--- start Dataset rows ---

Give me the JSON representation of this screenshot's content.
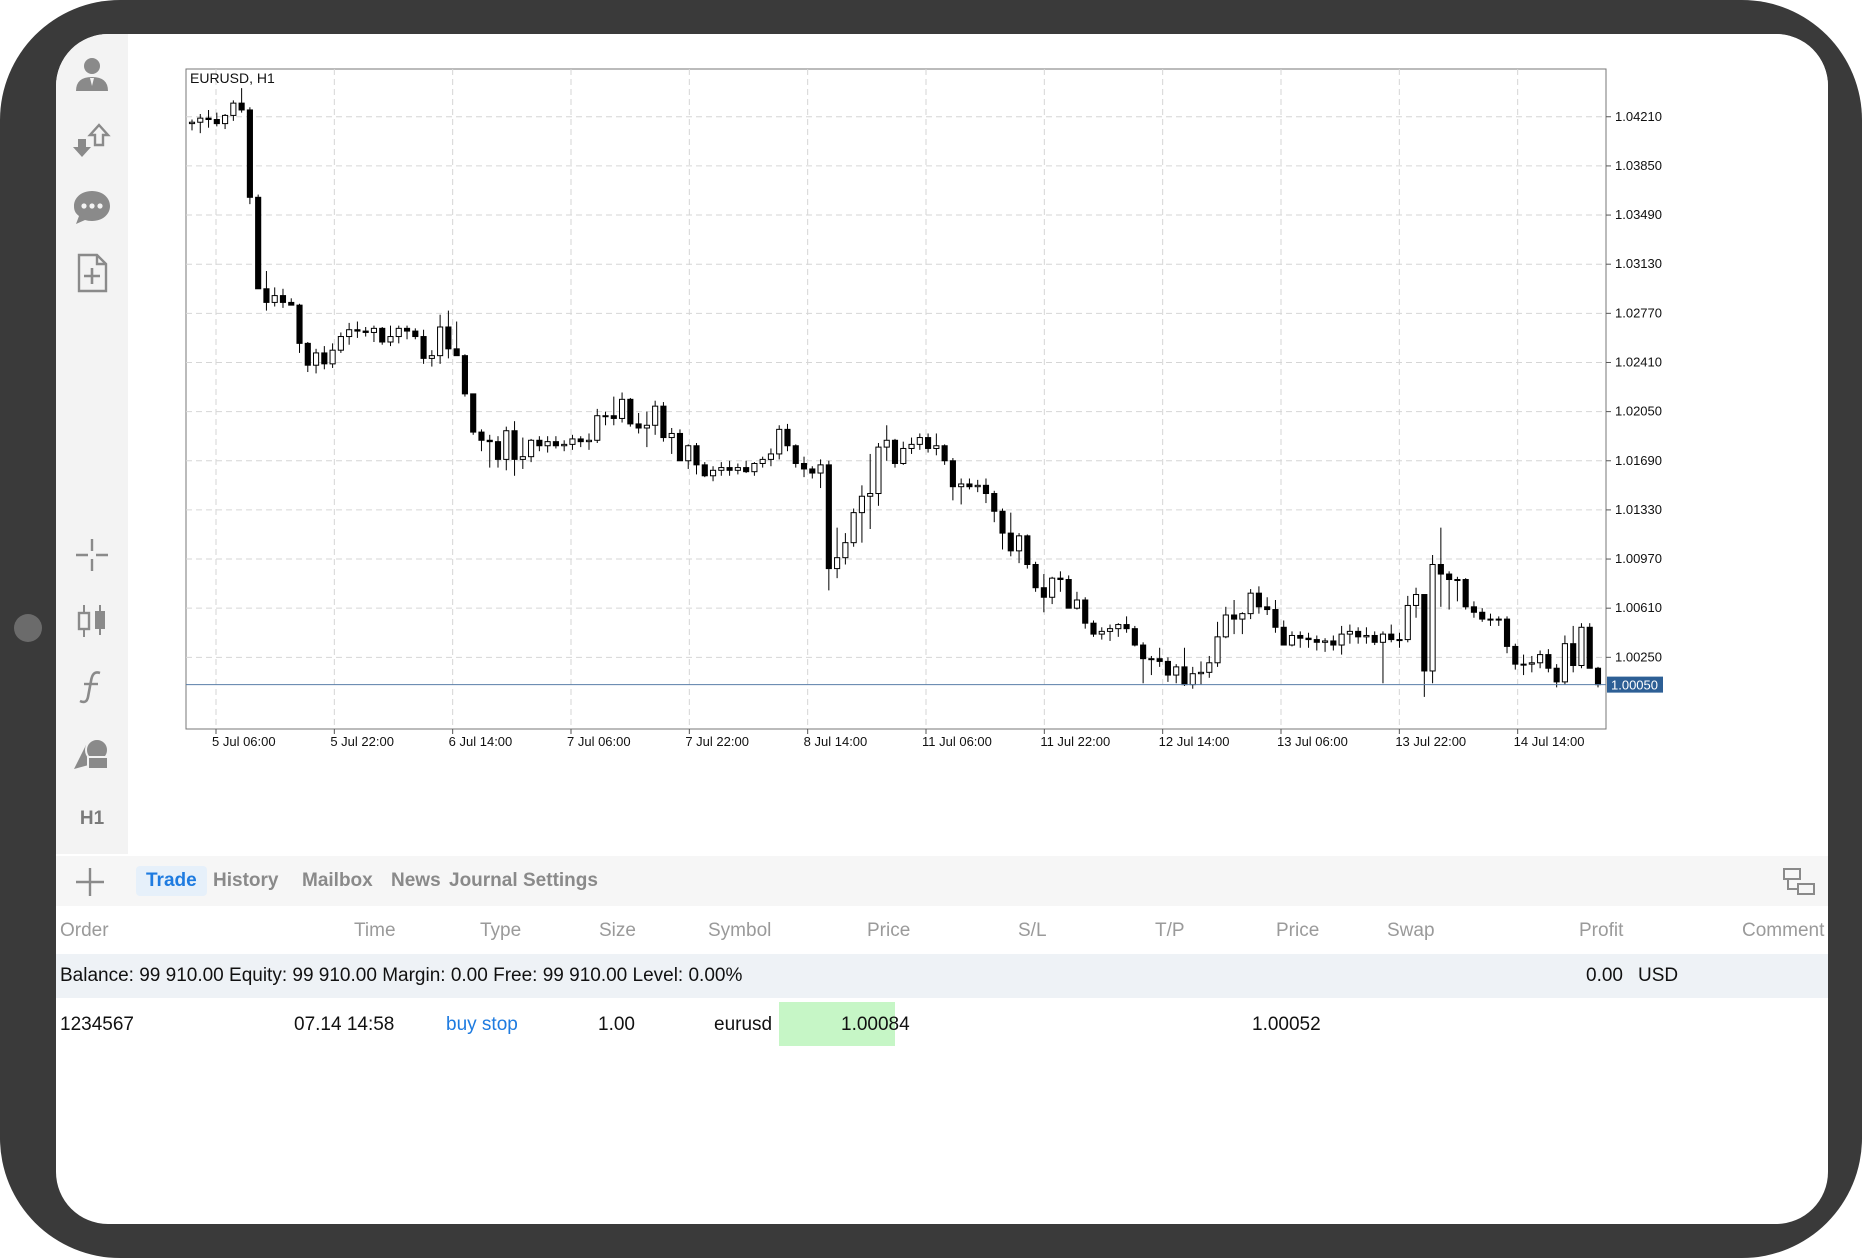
{
  "toolbar": {
    "top_icons": [
      "account-icon",
      "trade-arrows-icon",
      "chat-icon",
      "new-document-icon"
    ],
    "bottom_icons": [
      "crosshair-icon",
      "candles-icon",
      "function-icon",
      "objects-icon"
    ],
    "timeframe": "H1"
  },
  "chart": {
    "title": "EURUSD, H1",
    "current_price": "1.00050",
    "y_labels": [
      "1.04210",
      "1.03850",
      "1.03490",
      "1.03130",
      "1.02770",
      "1.02410",
      "1.02050",
      "1.01690",
      "1.01330",
      "1.00970",
      "1.00610",
      "1.00250"
    ],
    "x_labels": [
      "5 Jul 06:00",
      "5 Jul 22:00",
      "6 Jul 14:00",
      "7 Jul 06:00",
      "7 Jul 22:00",
      "8 Jul 14:00",
      "11 Jul 06:00",
      "11 Jul 22:00",
      "12 Jul 14:00",
      "13 Jul 06:00",
      "13 Jul 22:00",
      "14 Jul 14:00"
    ],
    "colors": {
      "bull_fill": "#ffffff",
      "bear_fill": "#000000",
      "grid": "#d6d6d6",
      "price_line": "#5a7ea8",
      "price_tag": "#2d5f95"
    }
  },
  "chart_data": {
    "type": "candlestick",
    "title": "EURUSD, H1",
    "y_range": [
      0.9993,
      1.0456
    ],
    "series": [
      {
        "ohlc": [
          [
            1.0416,
            1.0419,
            1.0411,
            1.0417
          ],
          [
            1.0417,
            1.0423,
            1.0409,
            1.042
          ],
          [
            1.042,
            1.0426,
            1.0413,
            1.0419
          ],
          [
            1.0419,
            1.0424,
            1.0414,
            1.0416
          ],
          [
            1.0416,
            1.0423,
            1.0412,
            1.0422
          ],
          [
            1.0422,
            1.0433,
            1.0418,
            1.0431
          ],
          [
            1.0431,
            1.0442,
            1.0424,
            1.0426
          ],
          [
            1.0426,
            1.0428,
            1.0357,
            1.0362
          ],
          [
            1.0362,
            1.0364,
            1.0296,
            1.0295
          ],
          [
            1.0295,
            1.0308,
            1.0279,
            1.0285
          ],
          [
            1.0285,
            1.0296,
            1.0282,
            1.029
          ],
          [
            1.029,
            1.0295,
            1.0281,
            1.0285
          ],
          [
            1.0285,
            1.0288,
            1.0283,
            1.0283
          ],
          [
            1.0283,
            1.0284,
            1.0248,
            1.0255
          ],
          [
            1.0255,
            1.0256,
            1.0234,
            1.0239
          ],
          [
            1.0239,
            1.0251,
            1.0233,
            1.0248
          ],
          [
            1.0248,
            1.0253,
            1.0236,
            1.024
          ],
          [
            1.024,
            1.0255,
            1.0237,
            1.025
          ],
          [
            1.025,
            1.0263,
            1.0248,
            1.026
          ],
          [
            1.026,
            1.027,
            1.0254,
            1.0265
          ],
          [
            1.0265,
            1.0271,
            1.0259,
            1.0264
          ],
          [
            1.0264,
            1.0267,
            1.026,
            1.0263
          ],
          [
            1.0263,
            1.0268,
            1.0256,
            1.0266
          ],
          [
            1.0266,
            1.0267,
            1.0254,
            1.0256
          ],
          [
            1.0256,
            1.0268,
            1.0253,
            1.026
          ],
          [
            1.026,
            1.0268,
            1.0255,
            1.0266
          ],
          [
            1.0266,
            1.0268,
            1.0258,
            1.0264
          ],
          [
            1.0264,
            1.0266,
            1.0258,
            1.026
          ],
          [
            1.026,
            1.0265,
            1.024,
            1.0244
          ],
          [
            1.0244,
            1.025,
            1.0238,
            1.0246
          ],
          [
            1.0246,
            1.0276,
            1.024,
            1.0267
          ],
          [
            1.0267,
            1.0279,
            1.0244,
            1.0251
          ],
          [
            1.0251,
            1.0271,
            1.0246,
            1.0246
          ],
          [
            1.0246,
            1.0247,
            1.0216,
            1.0218
          ],
          [
            1.0218,
            1.0218,
            1.0188,
            1.019
          ],
          [
            1.019,
            1.0192,
            1.0176,
            1.0184
          ],
          [
            1.0184,
            1.0188,
            1.0164,
            1.0183
          ],
          [
            1.0183,
            1.0187,
            1.0164,
            1.017
          ],
          [
            1.017,
            1.0194,
            1.0162,
            1.0191
          ],
          [
            1.0191,
            1.0198,
            1.0158,
            1.017
          ],
          [
            1.017,
            1.0186,
            1.0163,
            1.0172
          ],
          [
            1.0172,
            1.0185,
            1.0168,
            1.0184
          ],
          [
            1.0184,
            1.0187,
            1.0176,
            1.018
          ],
          [
            1.018,
            1.0187,
            1.0175,
            1.0183
          ],
          [
            1.0183,
            1.0187,
            1.0178,
            1.018
          ],
          [
            1.018,
            1.0184,
            1.0176,
            1.0181
          ],
          [
            1.0181,
            1.0188,
            1.0177,
            1.0185
          ],
          [
            1.0185,
            1.0187,
            1.0179,
            1.0183
          ],
          [
            1.0183,
            1.0189,
            1.0177,
            1.0184
          ],
          [
            1.0184,
            1.0207,
            1.0182,
            1.0202
          ],
          [
            1.0202,
            1.0205,
            1.0195,
            1.0202
          ],
          [
            1.0202,
            1.0216,
            1.0195,
            1.02
          ],
          [
            1.02,
            1.0219,
            1.0197,
            1.0214
          ],
          [
            1.0214,
            1.0215,
            1.0194,
            1.0196
          ],
          [
            1.0196,
            1.0204,
            1.0189,
            1.0193
          ],
          [
            1.0193,
            1.0205,
            1.0179,
            1.0195
          ],
          [
            1.0195,
            1.0213,
            1.0188,
            1.0209
          ],
          [
            1.0209,
            1.0212,
            1.0183,
            1.0186
          ],
          [
            1.0186,
            1.0193,
            1.0174,
            1.0189
          ],
          [
            1.0189,
            1.0192,
            1.0171,
            1.0169
          ],
          [
            1.0169,
            1.0181,
            1.0163,
            1.018
          ],
          [
            1.018,
            1.0182,
            1.0159,
            1.0166
          ],
          [
            1.0166,
            1.0168,
            1.0157,
            1.0158
          ],
          [
            1.0158,
            1.0165,
            1.0154,
            1.0162
          ],
          [
            1.0162,
            1.0168,
            1.0158,
            1.0164
          ],
          [
            1.0164,
            1.0169,
            1.0158,
            1.0162
          ],
          [
            1.0162,
            1.0167,
            1.0159,
            1.0164
          ],
          [
            1.0164,
            1.0169,
            1.016,
            1.0161
          ],
          [
            1.0161,
            1.0168,
            1.0158,
            1.0167
          ],
          [
            1.0167,
            1.0172,
            1.0164,
            1.017
          ],
          [
            1.017,
            1.0178,
            1.0165,
            1.0174
          ],
          [
            1.0174,
            1.0195,
            1.017,
            1.0192
          ],
          [
            1.0192,
            1.0196,
            1.0176,
            1.018
          ],
          [
            1.018,
            1.0181,
            1.0164,
            1.0167
          ],
          [
            1.0167,
            1.0172,
            1.0157,
            1.0163
          ],
          [
            1.0163,
            1.0165,
            1.0156,
            1.016
          ],
          [
            1.016,
            1.017,
            1.0149,
            1.0166
          ],
          [
            1.0166,
            1.0169,
            1.0074,
            1.009
          ],
          [
            1.009,
            1.012,
            1.0083,
            1.0098
          ],
          [
            1.0098,
            1.0116,
            1.0093,
            1.0109
          ],
          [
            1.0109,
            1.0134,
            1.0106,
            1.0131
          ],
          [
            1.0131,
            1.0151,
            1.0109,
            1.0143
          ],
          [
            1.0143,
            1.0174,
            1.0119,
            1.0145
          ],
          [
            1.0145,
            1.0182,
            1.0136,
            1.0179
          ],
          [
            1.0179,
            1.0195,
            1.0169,
            1.0184
          ],
          [
            1.0184,
            1.0185,
            1.0164,
            1.0167
          ],
          [
            1.0167,
            1.0183,
            1.0166,
            1.0178
          ],
          [
            1.0178,
            1.0186,
            1.0174,
            1.0181
          ],
          [
            1.0181,
            1.0189,
            1.0177,
            1.0186
          ],
          [
            1.0186,
            1.0189,
            1.0175,
            1.0178
          ],
          [
            1.0178,
            1.0189,
            1.0173,
            1.018
          ],
          [
            1.018,
            1.0181,
            1.0166,
            1.0169
          ],
          [
            1.0169,
            1.0171,
            1.014,
            1.015
          ],
          [
            1.015,
            1.0156,
            1.0137,
            1.0152
          ],
          [
            1.0152,
            1.0156,
            1.0148,
            1.015
          ],
          [
            1.015,
            1.0155,
            1.0146,
            1.0151
          ],
          [
            1.0151,
            1.0156,
            1.0138,
            1.0145
          ],
          [
            1.0145,
            1.0147,
            1.0124,
            1.0132
          ],
          [
            1.0132,
            1.0134,
            1.0104,
            1.0116
          ],
          [
            1.0116,
            1.0131,
            1.0099,
            1.0103
          ],
          [
            1.0103,
            1.0116,
            1.0094,
            1.0114
          ],
          [
            1.0114,
            1.0115,
            1.009,
            1.0093
          ],
          [
            1.0093,
            1.0095,
            1.0073,
            1.0076
          ],
          [
            1.0076,
            1.0086,
            1.0058,
            1.0069
          ],
          [
            1.0069,
            1.0084,
            1.0064,
            1.0083
          ],
          [
            1.0083,
            1.0088,
            1.0073,
            1.0082
          ],
          [
            1.0082,
            1.0085,
            1.0061,
            1.0061
          ],
          [
            1.0061,
            1.0073,
            1.006,
            1.0067
          ],
          [
            1.0067,
            1.0069,
            1.0046,
            1.005
          ],
          [
            1.005,
            1.0052,
            1.004,
            1.0042
          ],
          [
            1.0042,
            1.0047,
            1.0038,
            1.0044
          ],
          [
            1.0044,
            1.0049,
            1.0037,
            1.0046
          ],
          [
            1.0046,
            1.005,
            1.004,
            1.0049
          ],
          [
            1.0049,
            1.0055,
            1.0043,
            1.0046
          ],
          [
            1.0046,
            1.0048,
            1.0033,
            1.0034
          ],
          [
            1.0034,
            1.0036,
            1.0006,
            1.0024
          ],
          [
            1.0024,
            1.0026,
            1.0012,
            1.0024
          ],
          [
            1.0024,
            1.0032,
            1.0018,
            1.0022
          ],
          [
            1.0022,
            1.0025,
            1.0007,
            1.0012
          ],
          [
            1.0012,
            1.002,
            1.0006,
            1.0018
          ],
          [
            1.0018,
            1.0032,
            1.0004,
            1.0005
          ],
          [
            1.0005,
            1.0018,
            1.0002,
            1.0013
          ],
          [
            1.0013,
            1.0022,
            1.0005,
            1.0014
          ],
          [
            1.0014,
            1.0026,
            1.001,
            1.0021
          ],
          [
            1.0021,
            1.0051,
            1.0018,
            1.004
          ],
          [
            1.004,
            1.0062,
            1.0039,
            1.0056
          ],
          [
            1.0056,
            1.0067,
            1.0042,
            1.0053
          ],
          [
            1.0053,
            1.0058,
            1.0042,
            1.0057
          ],
          [
            1.0057,
            1.0075,
            1.0053,
            1.0072
          ],
          [
            1.0072,
            1.0077,
            1.0057,
            1.0062
          ],
          [
            1.0062,
            1.0069,
            1.0056,
            1.006
          ],
          [
            1.006,
            1.0067,
            1.0043,
            1.0047
          ],
          [
            1.0047,
            1.0052,
            1.0037,
            1.0034
          ],
          [
            1.0034,
            1.0044,
            1.0033,
            1.0041
          ],
          [
            1.0041,
            1.0044,
            1.0032,
            1.0039
          ],
          [
            1.0039,
            1.0043,
            1.0032,
            1.0038
          ],
          [
            1.0038,
            1.0041,
            1.003,
            1.0036
          ],
          [
            1.0036,
            1.0039,
            1.0029,
            1.0037
          ],
          [
            1.0037,
            1.0041,
            1.003,
            1.0034
          ],
          [
            1.0034,
            1.0048,
            1.0027,
            1.0042
          ],
          [
            1.0042,
            1.0049,
            1.0035,
            1.0044
          ],
          [
            1.0044,
            1.0047,
            1.0035,
            1.004
          ],
          [
            1.004,
            1.0047,
            1.0035,
            1.0041
          ],
          [
            1.0041,
            1.0044,
            1.0034,
            1.0036
          ],
          [
            1.0036,
            1.0044,
            1.0006,
            1.0042
          ],
          [
            1.0042,
            1.0049,
            1.0036,
            1.0038
          ],
          [
            1.0038,
            1.0043,
            1.0032,
            1.0038
          ],
          [
            1.0038,
            1.007,
            1.0036,
            1.0063
          ],
          [
            1.0063,
            1.0076,
            1.0054,
            1.0071
          ],
          [
            1.0071,
            1.007,
            0.9996,
            1.0015
          ],
          [
            1.0015,
            1.01,
            1.0006,
            1.0093
          ],
          [
            1.0093,
            1.012,
            1.0062,
            1.0086
          ],
          [
            1.0086,
            1.0088,
            1.006,
            1.0082
          ],
          [
            1.0082,
            1.0084,
            1.0066,
            1.0082
          ],
          [
            1.0082,
            1.0083,
            1.006,
            1.0062
          ],
          [
            1.0062,
            1.0066,
            1.0054,
            1.0058
          ],
          [
            1.0058,
            1.0061,
            1.0051,
            1.0053
          ],
          [
            1.0053,
            1.0057,
            1.0048,
            1.0053
          ],
          [
            1.0053,
            1.0055,
            1.0048,
            1.0053
          ],
          [
            1.0053,
            1.0055,
            1.0028,
            1.0033
          ],
          [
            1.0033,
            1.0035,
            1.0016,
            1.002
          ],
          [
            1.002,
            1.0027,
            1.0012,
            1.002
          ],
          [
            1.002,
            1.0026,
            1.0014,
            1.0021
          ],
          [
            1.0021,
            1.003,
            1.0017,
            1.0027
          ],
          [
            1.0027,
            1.0031,
            1.0014,
            1.0017
          ],
          [
            1.0017,
            1.002,
            1.0003,
            1.0007
          ],
          [
            1.0007,
            1.0041,
            1.0005,
            1.0035
          ],
          [
            1.0035,
            1.0048,
            1.0014,
            1.0019
          ],
          [
            1.0019,
            1.005,
            1.0017,
            1.0047
          ],
          [
            1.0047,
            1.005,
            1.002,
            1.0017
          ],
          [
            1.0017,
            1.0018,
            1.0003,
            1.0005
          ]
        ]
      }
    ]
  },
  "tabs": [
    {
      "label": "Trade",
      "active": true
    },
    {
      "label": "History",
      "active": false
    },
    {
      "label": "Mailbox",
      "active": false
    },
    {
      "label": "News",
      "active": false
    },
    {
      "label": "Journal",
      "active": false
    },
    {
      "label": "Settings",
      "active": false
    }
  ],
  "table": {
    "headers": {
      "order": "Order",
      "time": "Time",
      "type": "Type",
      "size": "Size",
      "symbol": "Symbol",
      "price": "Price",
      "sl": "S/L",
      "tp": "T/P",
      "price2": "Price",
      "swap": "Swap",
      "profit": "Profit",
      "comment": "Comment"
    },
    "balance_text": "Balance: 99 910.00 Equity: 99 910.00 Margin: 0.00 Free: 99 910.00 Level: 0.00%",
    "total_profit": "0.00",
    "currency": "USD",
    "order": {
      "id": "1234567",
      "time": "07.14 14:58",
      "type": "buy stop",
      "size": "1.00",
      "symbol": "eurusd",
      "price": "1.00084",
      "current_price": "1.00052"
    }
  }
}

--- end Dataset rows ---

• Aim of the task:
Locate all lines that include the word "type" and copy them out.

• Correct result:
    "type": "candlestick",
      "type": "Type",
      "type": "buy stop",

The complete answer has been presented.